Copy out the lines that have "windows" in them.

**Data:**
::::::
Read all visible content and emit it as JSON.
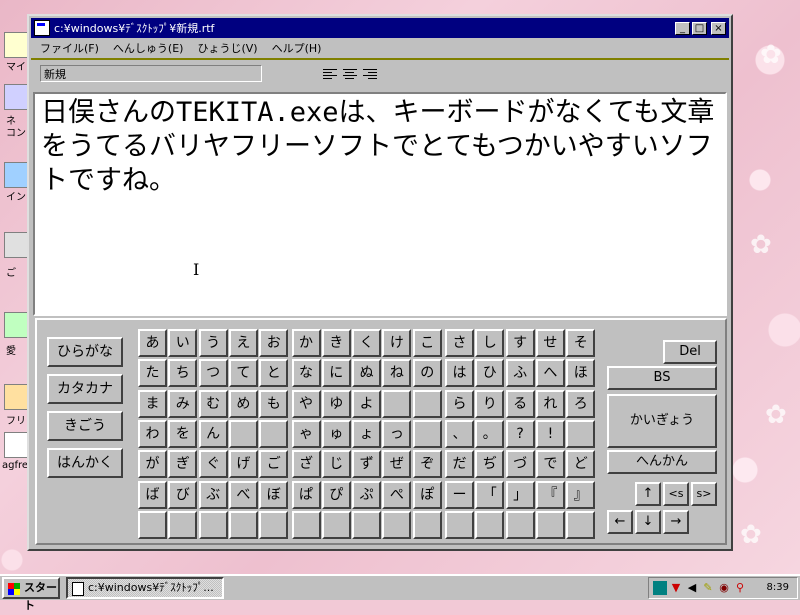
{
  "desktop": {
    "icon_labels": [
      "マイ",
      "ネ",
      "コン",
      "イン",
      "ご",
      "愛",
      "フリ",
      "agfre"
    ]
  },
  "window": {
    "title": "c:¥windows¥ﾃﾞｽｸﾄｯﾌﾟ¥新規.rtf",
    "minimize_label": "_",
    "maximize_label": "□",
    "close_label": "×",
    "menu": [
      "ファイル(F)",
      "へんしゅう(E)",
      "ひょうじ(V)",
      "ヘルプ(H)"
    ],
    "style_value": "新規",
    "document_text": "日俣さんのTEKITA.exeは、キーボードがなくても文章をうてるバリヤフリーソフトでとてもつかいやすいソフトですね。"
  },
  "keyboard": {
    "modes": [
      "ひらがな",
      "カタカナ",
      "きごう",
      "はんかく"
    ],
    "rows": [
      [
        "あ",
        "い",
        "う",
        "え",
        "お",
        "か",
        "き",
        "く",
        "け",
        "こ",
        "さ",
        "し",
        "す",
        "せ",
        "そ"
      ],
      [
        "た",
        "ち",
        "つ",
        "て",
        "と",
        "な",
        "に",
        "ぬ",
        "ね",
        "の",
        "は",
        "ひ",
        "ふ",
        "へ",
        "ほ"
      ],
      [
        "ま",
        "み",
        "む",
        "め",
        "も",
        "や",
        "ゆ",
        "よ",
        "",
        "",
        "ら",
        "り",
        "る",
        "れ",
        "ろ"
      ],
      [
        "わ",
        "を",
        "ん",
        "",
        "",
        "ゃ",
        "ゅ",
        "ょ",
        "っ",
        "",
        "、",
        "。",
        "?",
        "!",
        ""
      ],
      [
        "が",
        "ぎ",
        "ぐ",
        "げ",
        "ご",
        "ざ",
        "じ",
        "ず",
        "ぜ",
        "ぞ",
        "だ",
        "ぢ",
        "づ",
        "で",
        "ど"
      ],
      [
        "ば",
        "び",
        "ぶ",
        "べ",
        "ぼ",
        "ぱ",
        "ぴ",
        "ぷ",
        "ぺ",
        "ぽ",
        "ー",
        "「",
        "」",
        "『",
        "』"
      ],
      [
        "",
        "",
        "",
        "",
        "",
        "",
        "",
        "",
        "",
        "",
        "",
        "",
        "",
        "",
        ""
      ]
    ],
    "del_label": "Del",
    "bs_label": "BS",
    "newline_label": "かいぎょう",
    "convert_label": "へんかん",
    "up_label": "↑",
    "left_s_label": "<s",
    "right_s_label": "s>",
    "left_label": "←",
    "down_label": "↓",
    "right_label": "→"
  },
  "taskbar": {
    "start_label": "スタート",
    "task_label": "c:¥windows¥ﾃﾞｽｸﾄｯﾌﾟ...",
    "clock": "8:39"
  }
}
::::::
**Final answer:**
    "title": "c:¥windows¥ﾃﾞｽｸﾄｯﾌﾟ¥新規.rtf",
    "task_label": "c:¥windows¥ﾃﾞｽｸﾄｯﾌﾟ...",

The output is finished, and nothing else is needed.